**PROBLEM DETAILS**
Every line of the material below must be repeated exactly.
** begin RECORDS FOR THIS TASK **
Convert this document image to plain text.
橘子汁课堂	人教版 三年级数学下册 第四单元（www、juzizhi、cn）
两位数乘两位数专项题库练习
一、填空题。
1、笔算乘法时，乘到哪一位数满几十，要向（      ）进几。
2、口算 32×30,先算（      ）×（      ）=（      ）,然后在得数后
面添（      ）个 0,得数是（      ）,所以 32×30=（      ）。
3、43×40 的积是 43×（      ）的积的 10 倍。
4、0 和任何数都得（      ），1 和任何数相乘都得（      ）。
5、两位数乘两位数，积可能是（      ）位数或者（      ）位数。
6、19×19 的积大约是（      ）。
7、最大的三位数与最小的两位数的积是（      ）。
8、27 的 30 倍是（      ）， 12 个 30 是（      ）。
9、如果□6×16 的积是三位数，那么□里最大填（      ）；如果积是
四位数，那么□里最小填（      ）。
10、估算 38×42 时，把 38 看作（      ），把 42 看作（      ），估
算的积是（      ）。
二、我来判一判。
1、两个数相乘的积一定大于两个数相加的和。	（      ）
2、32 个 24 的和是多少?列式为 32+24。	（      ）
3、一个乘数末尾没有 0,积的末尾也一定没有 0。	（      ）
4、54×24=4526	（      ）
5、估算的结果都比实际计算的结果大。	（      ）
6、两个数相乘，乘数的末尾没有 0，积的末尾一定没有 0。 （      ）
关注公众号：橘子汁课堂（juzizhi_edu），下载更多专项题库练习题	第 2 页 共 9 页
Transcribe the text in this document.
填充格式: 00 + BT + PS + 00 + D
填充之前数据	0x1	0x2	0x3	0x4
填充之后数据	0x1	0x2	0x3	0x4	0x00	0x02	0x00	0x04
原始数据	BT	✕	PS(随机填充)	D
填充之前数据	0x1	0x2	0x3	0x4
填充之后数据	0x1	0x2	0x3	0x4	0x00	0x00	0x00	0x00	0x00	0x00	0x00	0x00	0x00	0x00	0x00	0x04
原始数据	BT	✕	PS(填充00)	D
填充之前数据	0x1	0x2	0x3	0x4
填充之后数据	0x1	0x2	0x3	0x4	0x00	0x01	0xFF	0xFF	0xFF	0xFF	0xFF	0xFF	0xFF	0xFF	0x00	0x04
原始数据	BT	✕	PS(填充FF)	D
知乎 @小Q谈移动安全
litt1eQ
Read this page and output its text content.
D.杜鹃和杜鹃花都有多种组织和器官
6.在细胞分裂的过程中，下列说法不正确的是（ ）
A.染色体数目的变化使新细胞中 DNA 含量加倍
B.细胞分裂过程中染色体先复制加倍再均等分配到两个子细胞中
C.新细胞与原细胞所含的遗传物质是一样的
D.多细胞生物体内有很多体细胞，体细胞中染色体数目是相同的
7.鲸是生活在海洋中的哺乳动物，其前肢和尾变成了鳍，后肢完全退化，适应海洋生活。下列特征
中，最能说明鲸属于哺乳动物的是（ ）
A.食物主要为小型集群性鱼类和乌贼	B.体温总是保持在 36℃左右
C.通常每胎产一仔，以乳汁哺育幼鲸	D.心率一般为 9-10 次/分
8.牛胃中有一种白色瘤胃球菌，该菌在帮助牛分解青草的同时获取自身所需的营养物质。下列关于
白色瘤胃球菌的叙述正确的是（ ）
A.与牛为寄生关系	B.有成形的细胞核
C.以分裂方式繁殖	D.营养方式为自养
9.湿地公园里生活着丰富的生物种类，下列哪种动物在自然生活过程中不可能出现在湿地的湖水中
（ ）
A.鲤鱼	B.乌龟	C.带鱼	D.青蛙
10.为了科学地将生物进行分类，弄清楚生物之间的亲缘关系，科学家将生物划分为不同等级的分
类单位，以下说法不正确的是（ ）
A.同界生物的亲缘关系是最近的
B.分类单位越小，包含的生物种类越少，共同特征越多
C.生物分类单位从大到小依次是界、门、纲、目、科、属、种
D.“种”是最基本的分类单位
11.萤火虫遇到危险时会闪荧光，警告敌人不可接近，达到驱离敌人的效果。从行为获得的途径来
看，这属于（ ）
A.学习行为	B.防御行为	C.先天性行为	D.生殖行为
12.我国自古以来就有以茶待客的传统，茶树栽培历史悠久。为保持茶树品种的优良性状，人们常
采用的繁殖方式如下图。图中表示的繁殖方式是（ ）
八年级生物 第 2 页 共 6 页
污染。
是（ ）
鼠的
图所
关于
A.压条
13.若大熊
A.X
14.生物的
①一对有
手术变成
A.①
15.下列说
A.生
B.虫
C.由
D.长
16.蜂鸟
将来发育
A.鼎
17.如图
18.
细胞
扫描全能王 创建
** end RECORDS FOR THIS TASK **
**RESULT OF THE EXERCISE**
Convert this document image to plain text.
橘子汁课堂	人教版 三年级数学下册 第四单元（www、juzizhi、cn）
两位数乘两位数专项题库练习
一、填空题。
1、笔算乘法时，乘到哪一位数满几十，要向（      ）进几。
2、口算 32×30,先算（      ）×（      ）=（      ）,然后在得数后
面添（      ）个 0,得数是（      ）,所以 32×30=（      ）。
3、43×40 的积是 43×（      ）的积的 10 倍。
4、0 和任何数都得（      ），1 和任何数相乘都得（      ）。
5、两位数乘两位数，积可能是（      ）位数或者（      ）位数。
6、19×19 的积大约是（      ）。
7、最大的三位数与最小的两位数的积是（      ）。
8、27 的 30 倍是（      ）， 12 个 30 是（      ）。
9、如果□6×16 的积是三位数，那么□里最大填（      ）；如果积是
四位数，那么□里最小填（      ）。
10、估算 38×42 时，把 38 看作（      ），把 42 看作（      ），估
算的积是（      ）。
二、我来判一判。
1、两个数相乘的积一定大于两个数相加的和。	（      ）
2、32 个 24 的和是多少?列式为 32+24。	（      ）
3、一个乘数末尾没有 0,积的末尾也一定没有 0。	（      ）
4、54×24=4526	（      ）
5、估算的结果都比实际计算的结果大。	（      ）
6、两个数相乘，乘数的末尾没有 0，积的末尾一定没有 0。 （      ）
关注公众号：橘子汁课堂（juzizhi_edu），下载更多专项题库练习题	第 2 页 共 9 页
Transcribe the text in this document.
填充格式: 00 + BT + PS + 00 + D
填充之前数据	0x1	0x2	0x3	0x4
填充之后数据	0x1	0x2	0x3	0x4	0x00	0x02	0x00	0x04
原始数据	BT	✕	PS(随机填充)	D
填充之前数据	0x1	0x2	0x3	0x4
填充之后数据	0x1	0x2	0x3	0x4	0x00	0x00	0x00	0x00	0x00	0x00	0x00	0x00	0x00	0x00	0x00	0x04
原始数据	BT	✕	PS(填充00)	D
填充之前数据	0x1	0x2	0x3	0x4
填充之后数据	0x1	0x2	0x3	0x4	0x00	0x01	0xFF	0xFF	0xFF	0xFF	0xFF	0xFF	0xFF	0xFF	0x00	0x04
原始数据	BT	✕	PS(填充FF)	D
知乎 @小Q谈移动安全
litt1eQ
Read this page and output its text content.
D.杜鹃和杜鹃花都有多种组织和器官
6.在细胞分裂的过程中，下列说法不正确的是（ ）
A.染色体数目的变化使新细胞中 DNA 含量加倍
B.细胞分裂过程中染色体先复制加倍再均等分配到两个子细胞中
C.新细胞与原细胞所含的遗传物质是一样的
D.多细胞生物体内有很多体细胞，体细胞中染色体数目是相同的
7.鲸是生活在海洋中的哺乳动物，其前肢和尾变成了鳍，后肢完全退化，适应海洋生活。下列特征
中，最能说明鲸属于哺乳动物的是（ ）
A.食物主要为小型集群性鱼类和乌贼	B.体温总是保持在 36℃左右
C.通常每胎产一仔，以乳汁哺育幼鲸	D.心率一般为 9-10 次/分
8.牛胃中有一种白色瘤胃球菌，该菌在帮助牛分解青草的同时获取自身所需的营养物质。下列关于
白色瘤胃球菌的叙述正确的是（ ）
A.与牛为寄生关系	B.有成形的细胞核
C.以分裂方式繁殖	D.营养方式为自养
9.湿地公园里生活着丰富的生物种类，下列哪种动物在自然生活过程中不可能出现在湿地的湖水中
（ ）
A.鲤鱼	B.乌龟	C.带鱼	D.青蛙
10.为了科学地将生物进行分类，弄清楚生物之间的亲缘关系，科学家将生物划分为不同等级的分
类单位，以下说法不正确的是（ ）
A.同界生物的亲缘关系是最近的
B.分类单位越小，包含的生物种类越少，共同特征越多
C.生物分类单位从大到小依次是界、门、纲、目、科、属、种
D.“种”是最基本的分类单位
11.萤火虫遇到危险时会闪荧光，警告敌人不可接近，达到驱离敌人的效果。从行为获得的途径来
看，这属于（ ）
A.学习行为	B.防御行为	C.先天性行为	D.生殖行为
12.我国自古以来就有以茶待客的传统，茶树栽培历史悠久。为保持茶树品种的优良性状，人们常
采用的繁殖方式如下图。图中表示的繁殖方式是（ ）
八年级生物 第 2 页 共 6 页
污染。
是（ ）
鼠的
图所
关于
A.压条
13.若大熊
A.X
14.生物的
①一对有
手术变成
A.①
15.下列说
A.生
B.虫
C.由
D.长
16.蜂鸟
将来发育
A.鼎
17.如图
18.
细胞
扫描全能王 创建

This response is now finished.